## START RECORDS FOR THIS TASK
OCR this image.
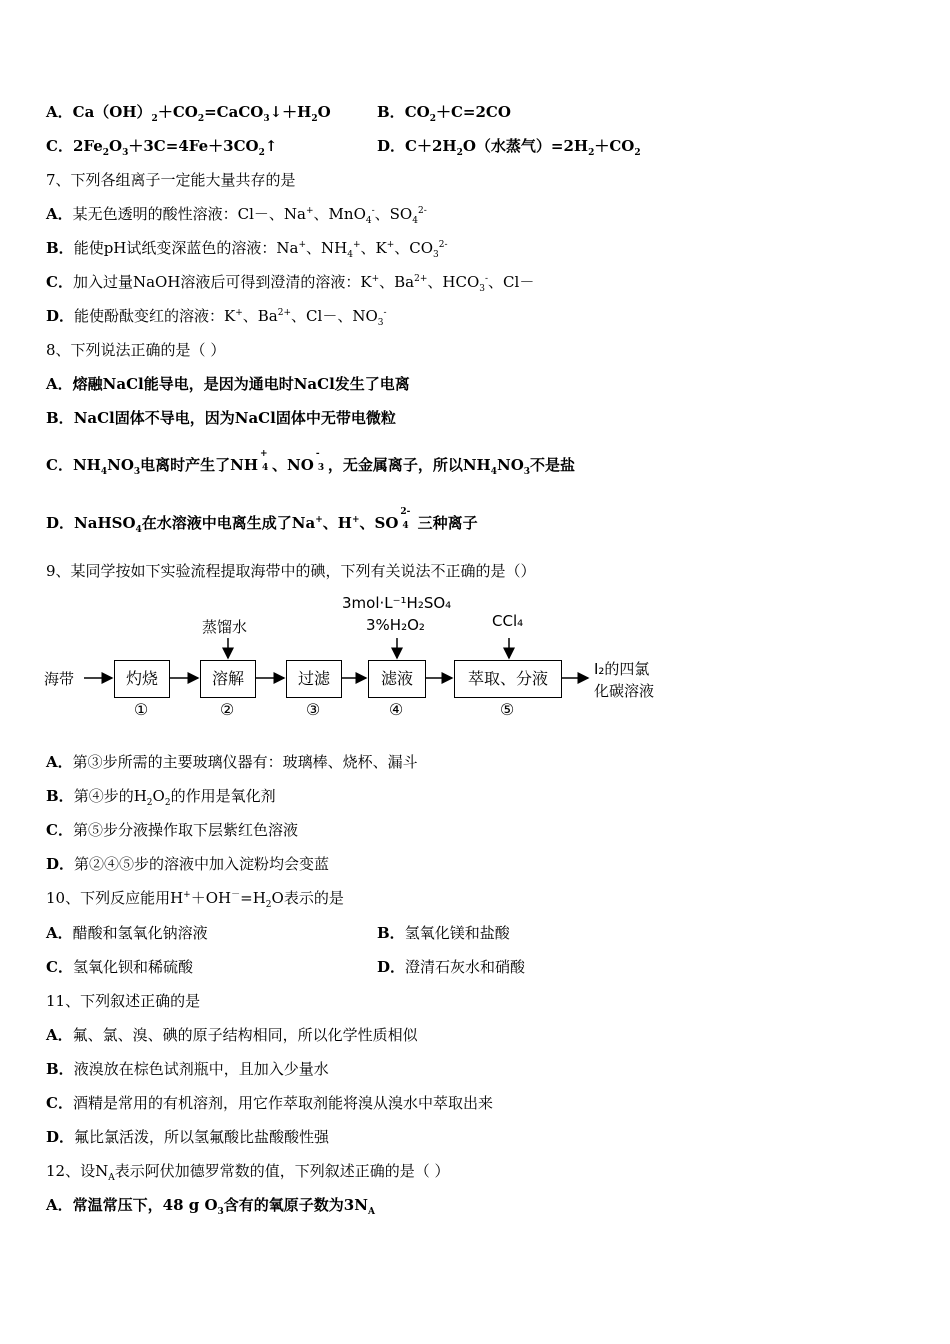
A．$Ca(OH)_2+CO_2=CaCO_3↓+H_2O$	B．$CO_2+C=2CO$
C．$2Fe_2O_3+3C=4Fe+3CO_2↑$	D．$C+2H_2O$（水蒸气）$=2H_2+CO_2$
7、下列各组离子一定能大量共存的是
A．某无色透明的酸性溶液：Cl－、Na+、MnO$_4$-、$SO_4^{2-}$
B．能使pH试纸变深蓝色的溶液：Na+、$NH_4^+$、K+、$CO_3^{2-}$
C．加入过量NaOH溶液后可得到澄清的溶液：K+、$Ba^{2+}$、$HCO_3^-$、Cl－
D．能使酚酞变红的溶液：K+、$Ba^{2+}$、Cl－、$NO_3^-$
8、下列说法正确的是（ ）
A．熔融NaCl能导电，是因为通电时NaCl发生了电离
B．NaCl固体不导电，因为NaCl固体中无带电微粒
C．$NH_4NO_3$电离时产生了NH
+
4 、NO
-
3 ，无金属离子，所以$NH_4NO_3$不是盐
D．NaHSO$_4$在水溶液中电离生成了Na+、H+、SO
2-
4 三种离子
9、某同学按如下实验流程提取海带中的碘，下列有关说法不正确的是（）
海带	灼烧	溶解	过滤	滤液	萃取、分液
①	②	③	④	⑤
蒸馏水
3mol·L⁻¹H₂SO₄
3%H₂O₂	CCl₄
I₂的四氯
化碳溶液
A．第③步所需的主要玻璃仪器有：玻璃棒、烧杯、漏斗
B．第④步的$H_2O_2$的作用是氧化剂
C．第⑤步分液操作取下层紫红色溶液
D．第②④⑤步的溶液中加入淀粉均会变蓝
10、下列反应能用$H^++OH^-=H_2O$表示的是
A．醋酸和氢氧化钠溶液	B．氢氧化镁和盐酸
C．氢氧化钡和稀硫酸	D．澄清石灰水和硝酸
11、下列叙述正确的是
A．氟、氯、溴、碘的原子结构相同，所以化学性质相似
B．液溴放在棕色试剂瓶中，且加入少量水
C．酒精是常用的有机溶剂，用它作萃取剂能将溴从溴水中萃取出来
D．氟比氯活泼，所以氢氟酸比盐酸酸性强
12、设$N_A$表示阿伏加德罗常数的值，下列叙述正确的是（ ）
A．常温常压下，48 g $O_3$含有的氧原子数为$3N_A$
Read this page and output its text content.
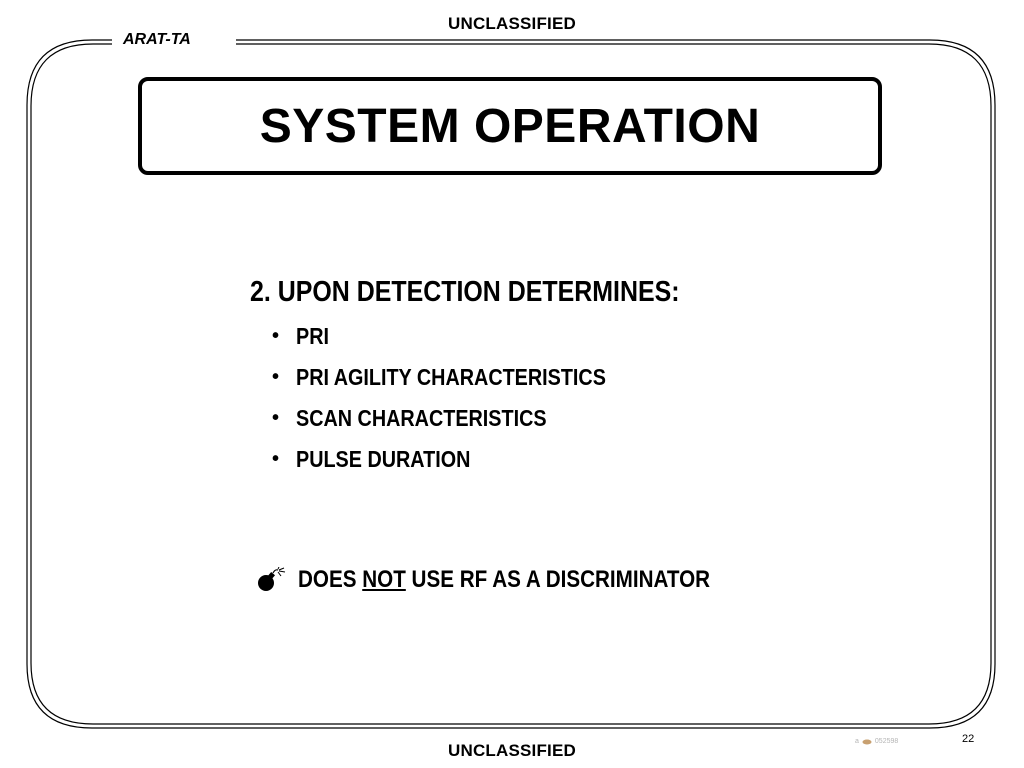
UNCLASSIFIED
ARAT-TA
SYSTEM OPERATION
2. UPON DETECTION DETERMINES:
• PRI
• PRI AGILITY CHARACTERISTICS
• SCAN CHARACTERISTICS
• PULSE DURATION
DOES NOT USE RF AS A DISCRIMINATOR
UNCLASSIFIED	a 052598	22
## END RECORDS FOR THIS TASK
**WHAT YOU WILL DO**
Pictures are not part of the copy. Extract exactly the lines from the line containing "Read this page and output its text content." through the final line of the entries above, both included.

**FULL OUTPUT**
Read this page and output its text content.
UNCLASSIFIED
ARAT-TA
SYSTEM OPERATION
2. UPON DETECTION DETERMINES:
• PRI
• PRI AGILITY CHARACTERISTICS
• SCAN CHARACTERISTICS
• PULSE DURATION
DOES NOT USE RF AS A DISCRIMINATOR
UNCLASSIFIED	a 052598	22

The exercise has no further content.